--- START ---

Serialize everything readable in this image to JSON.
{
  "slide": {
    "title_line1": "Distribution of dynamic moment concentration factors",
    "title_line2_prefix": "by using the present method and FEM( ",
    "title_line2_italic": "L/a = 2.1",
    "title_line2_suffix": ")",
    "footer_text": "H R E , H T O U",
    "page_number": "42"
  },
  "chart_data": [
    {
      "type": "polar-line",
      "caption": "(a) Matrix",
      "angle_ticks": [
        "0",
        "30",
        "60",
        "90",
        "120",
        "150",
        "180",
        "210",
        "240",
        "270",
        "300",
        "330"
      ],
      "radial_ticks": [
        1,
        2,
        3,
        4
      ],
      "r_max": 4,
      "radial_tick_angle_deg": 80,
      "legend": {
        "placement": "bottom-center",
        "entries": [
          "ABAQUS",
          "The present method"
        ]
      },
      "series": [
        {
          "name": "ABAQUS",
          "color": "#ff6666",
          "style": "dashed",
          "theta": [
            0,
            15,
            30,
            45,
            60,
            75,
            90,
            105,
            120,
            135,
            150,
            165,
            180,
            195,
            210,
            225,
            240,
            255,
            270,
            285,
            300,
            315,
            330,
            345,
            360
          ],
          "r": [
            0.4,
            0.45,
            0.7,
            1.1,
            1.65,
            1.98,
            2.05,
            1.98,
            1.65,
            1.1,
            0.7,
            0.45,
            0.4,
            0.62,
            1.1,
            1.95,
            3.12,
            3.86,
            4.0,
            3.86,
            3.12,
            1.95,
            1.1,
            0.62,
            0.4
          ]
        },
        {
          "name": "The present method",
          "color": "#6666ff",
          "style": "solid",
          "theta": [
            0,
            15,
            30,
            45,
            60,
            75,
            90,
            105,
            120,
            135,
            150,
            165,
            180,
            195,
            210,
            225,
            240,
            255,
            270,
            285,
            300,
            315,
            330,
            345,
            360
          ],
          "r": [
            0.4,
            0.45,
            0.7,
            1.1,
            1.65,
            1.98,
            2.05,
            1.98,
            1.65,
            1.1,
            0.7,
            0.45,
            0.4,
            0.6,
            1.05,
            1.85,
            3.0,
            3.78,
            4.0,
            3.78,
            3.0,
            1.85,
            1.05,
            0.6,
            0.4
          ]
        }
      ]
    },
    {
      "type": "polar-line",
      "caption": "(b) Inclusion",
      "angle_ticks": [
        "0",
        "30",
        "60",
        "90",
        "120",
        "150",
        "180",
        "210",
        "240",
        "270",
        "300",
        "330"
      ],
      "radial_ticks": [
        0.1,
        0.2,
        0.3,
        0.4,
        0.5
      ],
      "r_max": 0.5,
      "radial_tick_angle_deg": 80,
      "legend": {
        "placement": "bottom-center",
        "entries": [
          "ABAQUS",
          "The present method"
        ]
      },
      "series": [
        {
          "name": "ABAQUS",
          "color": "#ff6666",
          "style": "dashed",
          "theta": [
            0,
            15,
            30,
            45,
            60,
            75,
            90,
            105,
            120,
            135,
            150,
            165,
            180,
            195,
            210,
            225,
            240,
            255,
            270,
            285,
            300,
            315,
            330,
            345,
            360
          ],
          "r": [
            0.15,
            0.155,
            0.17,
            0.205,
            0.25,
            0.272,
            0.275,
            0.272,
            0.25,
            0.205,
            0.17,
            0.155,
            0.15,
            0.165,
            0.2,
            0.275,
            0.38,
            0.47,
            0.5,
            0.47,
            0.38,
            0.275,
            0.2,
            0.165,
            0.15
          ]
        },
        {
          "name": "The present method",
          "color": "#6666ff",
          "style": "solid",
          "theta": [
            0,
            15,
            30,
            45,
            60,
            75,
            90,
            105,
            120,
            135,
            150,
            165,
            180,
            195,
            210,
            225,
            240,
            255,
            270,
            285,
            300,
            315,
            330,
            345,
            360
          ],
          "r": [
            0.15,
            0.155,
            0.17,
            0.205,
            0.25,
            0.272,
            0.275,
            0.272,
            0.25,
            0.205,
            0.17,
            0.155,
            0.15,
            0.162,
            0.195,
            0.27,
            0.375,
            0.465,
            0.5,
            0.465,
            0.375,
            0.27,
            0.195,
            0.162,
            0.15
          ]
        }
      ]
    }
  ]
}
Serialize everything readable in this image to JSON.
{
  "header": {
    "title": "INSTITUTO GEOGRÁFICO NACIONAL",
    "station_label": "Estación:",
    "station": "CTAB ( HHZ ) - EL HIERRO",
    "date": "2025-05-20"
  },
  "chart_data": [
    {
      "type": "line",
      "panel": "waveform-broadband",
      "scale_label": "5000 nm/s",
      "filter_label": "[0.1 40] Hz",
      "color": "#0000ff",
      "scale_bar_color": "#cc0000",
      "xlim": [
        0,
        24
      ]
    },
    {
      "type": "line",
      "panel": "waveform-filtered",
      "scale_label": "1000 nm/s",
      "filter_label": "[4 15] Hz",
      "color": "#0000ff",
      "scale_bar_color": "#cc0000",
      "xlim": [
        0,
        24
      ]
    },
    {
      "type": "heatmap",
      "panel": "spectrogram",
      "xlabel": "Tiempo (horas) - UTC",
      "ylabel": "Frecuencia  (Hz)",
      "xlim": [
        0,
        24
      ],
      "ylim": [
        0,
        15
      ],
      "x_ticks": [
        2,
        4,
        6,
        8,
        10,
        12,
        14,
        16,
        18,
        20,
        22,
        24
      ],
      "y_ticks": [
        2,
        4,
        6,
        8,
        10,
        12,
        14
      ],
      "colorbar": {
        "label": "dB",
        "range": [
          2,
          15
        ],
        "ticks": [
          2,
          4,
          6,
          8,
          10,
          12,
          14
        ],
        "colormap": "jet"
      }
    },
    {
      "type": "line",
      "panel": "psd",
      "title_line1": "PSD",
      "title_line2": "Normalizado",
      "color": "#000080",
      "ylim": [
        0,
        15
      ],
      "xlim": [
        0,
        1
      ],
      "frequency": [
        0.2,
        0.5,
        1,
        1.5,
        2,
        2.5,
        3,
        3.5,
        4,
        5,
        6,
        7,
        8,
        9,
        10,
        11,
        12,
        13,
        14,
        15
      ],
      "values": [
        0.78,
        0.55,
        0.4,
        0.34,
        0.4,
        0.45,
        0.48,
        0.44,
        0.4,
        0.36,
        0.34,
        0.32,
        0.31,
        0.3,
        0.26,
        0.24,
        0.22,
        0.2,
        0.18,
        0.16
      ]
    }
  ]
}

--- END ---

Reproduce each record exactly, leaving nothing out.

Serialize everything readable in this image to JSON.
{
  "slide": {
    "title_line1": "Distribution of dynamic moment concentration factors",
    "title_line2_prefix": "by using the present method and FEM( ",
    "title_line2_italic": "L/a = 2.1",
    "title_line2_suffix": ")",
    "footer_text": "H R E , H T O U",
    "page_number": "42"
  },
  "chart_data": [
    {
      "type": "polar-line",
      "caption": "(a) Matrix",
      "angle_ticks": [
        "0",
        "30",
        "60",
        "90",
        "120",
        "150",
        "180",
        "210",
        "240",
        "270",
        "300",
        "330"
      ],
      "radial_ticks": [
        1,
        2,
        3,
        4
      ],
      "r_max": 4,
      "radial_tick_angle_deg": 80,
      "legend": {
        "placement": "bottom-center",
        "entries": [
          "ABAQUS",
          "The present method"
        ]
      },
      "series": [
        {
          "name": "ABAQUS",
          "color": "#ff6666",
          "style": "dashed",
          "theta": [
            0,
            15,
            30,
            45,
            60,
            75,
            90,
            105,
            120,
            135,
            150,
            165,
            180,
            195,
            210,
            225,
            240,
            255,
            270,
            285,
            300,
            315,
            330,
            345,
            360
          ],
          "r": [
            0.4,
            0.45,
            0.7,
            1.1,
            1.65,
            1.98,
            2.05,
            1.98,
            1.65,
            1.1,
            0.7,
            0.45,
            0.4,
            0.62,
            1.1,
            1.95,
            3.12,
            3.86,
            4.0,
            3.86,
            3.12,
            1.95,
            1.1,
            0.62,
            0.4
          ]
        },
        {
          "name": "The present method",
          "color": "#6666ff",
          "style": "solid",
          "theta": [
            0,
            15,
            30,
            45,
            60,
            75,
            90,
            105,
            120,
            135,
            150,
            165,
            180,
            195,
            210,
            225,
            240,
            255,
            270,
            285,
            300,
            315,
            330,
            345,
            360
          ],
          "r": [
            0.4,
            0.45,
            0.7,
            1.1,
            1.65,
            1.98,
            2.05,
            1.98,
            1.65,
            1.1,
            0.7,
            0.45,
            0.4,
            0.6,
            1.05,
            1.85,
            3.0,
            3.78,
            4.0,
            3.78,
            3.0,
            1.85,
            1.05,
            0.6,
            0.4
          ]
        }
      ]
    },
    {
      "type": "polar-line",
      "caption": "(b) Inclusion",
      "angle_ticks": [
        "0",
        "30",
        "60",
        "90",
        "120",
        "150",
        "180",
        "210",
        "240",
        "270",
        "300",
        "330"
      ],
      "radial_ticks": [
        0.1,
        0.2,
        0.3,
        0.4,
        0.5
      ],
      "r_max": 0.5,
      "radial_tick_angle_deg": 80,
      "legend": {
        "placement": "bottom-center",
        "entries": [
          "ABAQUS",
          "The present method"
        ]
      },
      "series": [
        {
          "name": "ABAQUS",
          "color": "#ff6666",
          "style": "dashed",
          "theta": [
            0,
            15,
            30,
            45,
            60,
            75,
            90,
            105,
            120,
            135,
            150,
            165,
            180,
            195,
            210,
            225,
            240,
            255,
            270,
            285,
            300,
            315,
            330,
            345,
            360
          ],
          "r": [
            0.15,
            0.155,
            0.17,
            0.205,
            0.25,
            0.272,
            0.275,
            0.272,
            0.25,
            0.205,
            0.17,
            0.155,
            0.15,
            0.165,
            0.2,
            0.275,
            0.38,
            0.47,
            0.5,
            0.47,
            0.38,
            0.275,
            0.2,
            0.165,
            0.15
          ]
        },
        {
          "name": "The present method",
          "color": "#6666ff",
          "style": "solid",
          "theta": [
            0,
            15,
            30,
            45,
            60,
            75,
            90,
            105,
            120,
            135,
            150,
            165,
            180,
            195,
            210,
            225,
            240,
            255,
            270,
            285,
            300,
            315,
            330,
            345,
            360
          ],
          "r": [
            0.15,
            0.155,
            0.17,
            0.205,
            0.25,
            0.272,
            0.275,
            0.272,
            0.25,
            0.205,
            0.17,
            0.155,
            0.15,
            0.162,
            0.195,
            0.27,
            0.375,
            0.465,
            0.5,
            0.465,
            0.375,
            0.27,
            0.195,
            0.162,
            0.15
          ]
        }
      ]
    }
  ]
}
Serialize everything readable in this image to JSON.
{
  "header": {
    "title": "INSTITUTO GEOGRÁFICO NACIONAL",
    "station_label": "Estación:",
    "station": "CTAB ( HHZ ) - EL HIERRO",
    "date": "2025-05-20"
  },
  "chart_data": [
    {
      "type": "line",
      "panel": "waveform-broadband",
      "scale_label": "5000 nm/s",
      "filter_label": "[0.1 40] Hz",
      "color": "#0000ff",
      "scale_bar_color": "#cc0000",
      "xlim": [
        0,
        24
      ]
    },
    {
      "type": "line",
      "panel": "waveform-filtered",
      "scale_label": "1000 nm/s",
      "filter_label": "[4 15] Hz",
      "color": "#0000ff",
      "scale_bar_color": "#cc0000",
      "xlim": [
        0,
        24
      ]
    },
    {
      "type": "heatmap",
      "panel": "spectrogram",
      "xlabel": "Tiempo (horas) - UTC",
      "ylabel": "Frecuencia  (Hz)",
      "xlim": [
        0,
        24
      ],
      "ylim": [
        0,
        15
      ],
      "x_ticks": [
        2,
        4,
        6,
        8,
        10,
        12,
        14,
        16,
        18,
        20,
        22,
        24
      ],
      "y_ticks": [
        2,
        4,
        6,
        8,
        10,
        12,
        14
      ],
      "colorbar": {
        "label": "dB",
        "range": [
          2,
          15
        ],
        "ticks": [
          2,
          4,
          6,
          8,
          10,
          12,
          14
        ],
        "colormap": "jet"
      }
    },
    {
      "type": "line",
      "panel": "psd",
      "title_line1": "PSD",
      "title_line2": "Normalizado",
      "color": "#000080",
      "ylim": [
        0,
        15
      ],
      "xlim": [
        0,
        1
      ],
      "frequency": [
        0.2,
        0.5,
        1,
        1.5,
        2,
        2.5,
        3,
        3.5,
        4,
        5,
        6,
        7,
        8,
        9,
        10,
        11,
        12,
        13,
        14,
        15
      ],
      "values": [
        0.78,
        0.55,
        0.4,
        0.34,
        0.4,
        0.45,
        0.48,
        0.44,
        0.4,
        0.36,
        0.34,
        0.32,
        0.31,
        0.3,
        0.26,
        0.24,
        0.22,
        0.2,
        0.18,
        0.16
      ]
    }
  ]
}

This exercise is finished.